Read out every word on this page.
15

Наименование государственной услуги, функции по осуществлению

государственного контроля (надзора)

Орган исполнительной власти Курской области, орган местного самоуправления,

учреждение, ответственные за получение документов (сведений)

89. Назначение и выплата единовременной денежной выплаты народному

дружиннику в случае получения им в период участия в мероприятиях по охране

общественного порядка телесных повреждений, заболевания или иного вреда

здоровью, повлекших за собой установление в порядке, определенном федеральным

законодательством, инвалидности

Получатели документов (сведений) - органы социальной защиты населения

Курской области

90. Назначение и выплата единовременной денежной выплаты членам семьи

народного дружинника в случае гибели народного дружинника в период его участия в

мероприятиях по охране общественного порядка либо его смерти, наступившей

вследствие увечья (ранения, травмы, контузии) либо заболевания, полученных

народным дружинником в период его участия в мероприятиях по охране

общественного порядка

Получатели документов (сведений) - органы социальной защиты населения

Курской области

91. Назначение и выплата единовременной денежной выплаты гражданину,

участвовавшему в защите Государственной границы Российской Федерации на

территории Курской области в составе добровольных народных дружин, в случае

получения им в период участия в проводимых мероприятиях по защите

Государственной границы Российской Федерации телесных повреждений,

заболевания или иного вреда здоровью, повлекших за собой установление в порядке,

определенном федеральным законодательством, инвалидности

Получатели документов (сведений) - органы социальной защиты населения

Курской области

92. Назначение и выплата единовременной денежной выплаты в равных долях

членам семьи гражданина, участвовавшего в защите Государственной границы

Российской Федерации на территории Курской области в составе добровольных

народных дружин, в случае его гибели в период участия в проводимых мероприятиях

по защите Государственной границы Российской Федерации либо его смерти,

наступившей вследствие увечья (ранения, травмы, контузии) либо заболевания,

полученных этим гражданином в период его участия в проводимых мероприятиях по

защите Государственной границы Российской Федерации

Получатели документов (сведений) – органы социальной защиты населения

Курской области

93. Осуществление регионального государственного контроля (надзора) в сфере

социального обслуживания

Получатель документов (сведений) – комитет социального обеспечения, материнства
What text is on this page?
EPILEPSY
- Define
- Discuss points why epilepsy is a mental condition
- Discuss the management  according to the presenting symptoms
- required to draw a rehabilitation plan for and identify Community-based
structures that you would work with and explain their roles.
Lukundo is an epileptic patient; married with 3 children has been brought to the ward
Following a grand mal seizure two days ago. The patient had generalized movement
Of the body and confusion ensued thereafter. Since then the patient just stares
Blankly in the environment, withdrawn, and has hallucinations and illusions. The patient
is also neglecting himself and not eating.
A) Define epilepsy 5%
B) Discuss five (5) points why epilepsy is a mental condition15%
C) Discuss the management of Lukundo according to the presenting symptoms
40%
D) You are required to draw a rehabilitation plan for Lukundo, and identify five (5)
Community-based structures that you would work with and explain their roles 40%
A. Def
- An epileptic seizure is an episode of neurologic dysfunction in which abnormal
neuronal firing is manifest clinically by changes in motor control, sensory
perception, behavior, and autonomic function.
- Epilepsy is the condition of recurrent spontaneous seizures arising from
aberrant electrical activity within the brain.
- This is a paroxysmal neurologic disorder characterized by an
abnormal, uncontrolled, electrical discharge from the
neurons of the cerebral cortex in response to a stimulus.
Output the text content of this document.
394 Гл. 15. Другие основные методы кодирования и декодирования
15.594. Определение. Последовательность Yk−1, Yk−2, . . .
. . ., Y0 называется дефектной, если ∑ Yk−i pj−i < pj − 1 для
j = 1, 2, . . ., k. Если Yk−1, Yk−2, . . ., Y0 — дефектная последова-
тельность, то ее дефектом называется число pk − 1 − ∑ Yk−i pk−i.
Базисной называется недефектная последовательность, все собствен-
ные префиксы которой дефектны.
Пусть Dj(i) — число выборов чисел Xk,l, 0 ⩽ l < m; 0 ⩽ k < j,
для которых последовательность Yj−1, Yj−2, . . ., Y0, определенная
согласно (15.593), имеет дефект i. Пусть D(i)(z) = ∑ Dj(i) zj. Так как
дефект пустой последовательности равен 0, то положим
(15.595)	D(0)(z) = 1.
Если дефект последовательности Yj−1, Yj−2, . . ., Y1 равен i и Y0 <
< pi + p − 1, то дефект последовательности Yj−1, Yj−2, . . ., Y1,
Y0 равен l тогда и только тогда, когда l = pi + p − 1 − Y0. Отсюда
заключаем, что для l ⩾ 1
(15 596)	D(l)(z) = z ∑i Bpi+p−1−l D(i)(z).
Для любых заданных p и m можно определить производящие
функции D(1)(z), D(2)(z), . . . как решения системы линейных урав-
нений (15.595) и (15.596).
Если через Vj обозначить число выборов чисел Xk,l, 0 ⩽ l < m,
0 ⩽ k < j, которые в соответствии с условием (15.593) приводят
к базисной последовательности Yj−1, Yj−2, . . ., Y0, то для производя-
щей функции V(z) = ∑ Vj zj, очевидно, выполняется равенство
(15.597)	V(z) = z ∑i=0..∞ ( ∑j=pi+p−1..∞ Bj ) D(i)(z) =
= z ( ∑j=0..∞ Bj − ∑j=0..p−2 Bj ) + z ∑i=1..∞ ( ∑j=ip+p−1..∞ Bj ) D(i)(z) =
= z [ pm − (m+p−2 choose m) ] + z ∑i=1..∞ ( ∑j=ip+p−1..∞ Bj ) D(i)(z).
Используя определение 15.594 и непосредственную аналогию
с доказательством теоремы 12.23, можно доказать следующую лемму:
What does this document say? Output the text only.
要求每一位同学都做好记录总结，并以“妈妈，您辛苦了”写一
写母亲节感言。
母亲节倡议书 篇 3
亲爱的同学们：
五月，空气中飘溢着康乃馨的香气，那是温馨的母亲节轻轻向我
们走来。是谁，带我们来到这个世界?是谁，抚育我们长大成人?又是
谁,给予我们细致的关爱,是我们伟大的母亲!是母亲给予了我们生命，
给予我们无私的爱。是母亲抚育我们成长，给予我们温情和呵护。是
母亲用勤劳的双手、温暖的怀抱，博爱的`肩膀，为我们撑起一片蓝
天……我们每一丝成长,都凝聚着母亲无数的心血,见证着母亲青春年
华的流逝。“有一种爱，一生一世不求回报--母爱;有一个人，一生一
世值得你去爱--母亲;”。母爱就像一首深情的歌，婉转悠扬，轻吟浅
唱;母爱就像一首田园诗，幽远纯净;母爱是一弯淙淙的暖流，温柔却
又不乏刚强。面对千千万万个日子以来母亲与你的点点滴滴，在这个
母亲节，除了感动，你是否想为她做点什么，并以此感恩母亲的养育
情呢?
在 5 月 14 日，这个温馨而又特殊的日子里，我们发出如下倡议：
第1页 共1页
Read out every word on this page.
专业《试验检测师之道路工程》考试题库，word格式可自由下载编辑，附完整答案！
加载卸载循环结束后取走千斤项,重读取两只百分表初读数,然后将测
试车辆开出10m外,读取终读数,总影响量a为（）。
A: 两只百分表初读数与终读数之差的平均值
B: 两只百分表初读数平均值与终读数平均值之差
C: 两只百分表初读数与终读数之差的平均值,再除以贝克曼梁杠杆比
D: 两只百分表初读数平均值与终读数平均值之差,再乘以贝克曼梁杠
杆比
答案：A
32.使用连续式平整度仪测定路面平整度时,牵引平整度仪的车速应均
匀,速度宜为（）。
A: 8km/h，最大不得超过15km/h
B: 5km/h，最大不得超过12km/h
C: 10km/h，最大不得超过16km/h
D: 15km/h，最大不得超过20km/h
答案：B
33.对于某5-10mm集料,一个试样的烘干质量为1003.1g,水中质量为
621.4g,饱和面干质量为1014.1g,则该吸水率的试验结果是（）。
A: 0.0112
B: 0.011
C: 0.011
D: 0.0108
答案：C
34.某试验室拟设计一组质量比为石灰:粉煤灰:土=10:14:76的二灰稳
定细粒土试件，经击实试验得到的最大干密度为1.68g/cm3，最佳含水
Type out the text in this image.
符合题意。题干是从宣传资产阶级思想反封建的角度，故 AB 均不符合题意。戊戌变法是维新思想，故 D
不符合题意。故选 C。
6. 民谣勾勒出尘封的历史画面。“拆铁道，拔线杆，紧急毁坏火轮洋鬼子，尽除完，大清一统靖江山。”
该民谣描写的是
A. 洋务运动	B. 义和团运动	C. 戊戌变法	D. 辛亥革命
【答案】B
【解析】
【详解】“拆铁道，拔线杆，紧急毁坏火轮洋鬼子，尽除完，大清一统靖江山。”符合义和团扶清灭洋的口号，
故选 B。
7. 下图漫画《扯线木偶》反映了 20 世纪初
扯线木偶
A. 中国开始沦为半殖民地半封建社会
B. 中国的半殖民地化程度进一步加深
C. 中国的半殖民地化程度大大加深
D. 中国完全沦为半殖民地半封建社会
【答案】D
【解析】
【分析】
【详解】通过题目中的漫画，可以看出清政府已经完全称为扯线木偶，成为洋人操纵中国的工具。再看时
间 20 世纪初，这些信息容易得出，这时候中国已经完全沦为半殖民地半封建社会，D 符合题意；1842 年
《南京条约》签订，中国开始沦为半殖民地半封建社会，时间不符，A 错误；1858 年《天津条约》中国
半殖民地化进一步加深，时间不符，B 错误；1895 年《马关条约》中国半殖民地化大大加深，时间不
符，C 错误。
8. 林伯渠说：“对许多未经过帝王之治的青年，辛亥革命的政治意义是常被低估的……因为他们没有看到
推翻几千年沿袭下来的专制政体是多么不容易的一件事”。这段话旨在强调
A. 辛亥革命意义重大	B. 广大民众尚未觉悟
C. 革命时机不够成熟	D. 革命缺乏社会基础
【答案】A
* * * * * * *
**Exercise task:** Reproduce exactly the lines from the one containing "Type out the text in this image." through the last line of the records above, including both, and nothing else.

**Exercise result:**
Type out the text in this image.
符合题意。题干是从宣传资产阶级思想反封建的角度，故 AB 均不符合题意。戊戌变法是维新思想，故 D
不符合题意。故选 C。
6. 民谣勾勒出尘封的历史画面。“拆铁道，拔线杆，紧急毁坏火轮洋鬼子，尽除完，大清一统靖江山。”
该民谣描写的是
A. 洋务运动	B. 义和团运动	C. 戊戌变法	D. 辛亥革命
【答案】B
【解析】
【详解】“拆铁道，拔线杆，紧急毁坏火轮洋鬼子，尽除完，大清一统靖江山。”符合义和团扶清灭洋的口号，
故选 B。
7. 下图漫画《扯线木偶》反映了 20 世纪初
扯线木偶
A. 中国开始沦为半殖民地半封建社会
B. 中国的半殖民地化程度进一步加深
C. 中国的半殖民地化程度大大加深
D. 中国完全沦为半殖民地半封建社会
【答案】D
【解析】
【分析】
【详解】通过题目中的漫画，可以看出清政府已经完全称为扯线木偶，成为洋人操纵中国的工具。再看时
间 20 世纪初，这些信息容易得出，这时候中国已经完全沦为半殖民地半封建社会，D 符合题意；1842 年
《南京条约》签订，中国开始沦为半殖民地半封建社会，时间不符，A 错误；1858 年《天津条约》中国
半殖民地化进一步加深，时间不符，B 错误；1895 年《马关条约》中国半殖民地化大大加深，时间不
符，C 错误。
8. 林伯渠说：“对许多未经过帝王之治的青年，辛亥革命的政治意义是常被低估的……因为他们没有看到
推翻几千年沿袭下来的专制政体是多么不容易的一件事”。这段话旨在强调
A. 辛亥革命意义重大	B. 广大民众尚未觉悟
C. 革命时机不够成熟	D. 革命缺乏社会基础
【答案】A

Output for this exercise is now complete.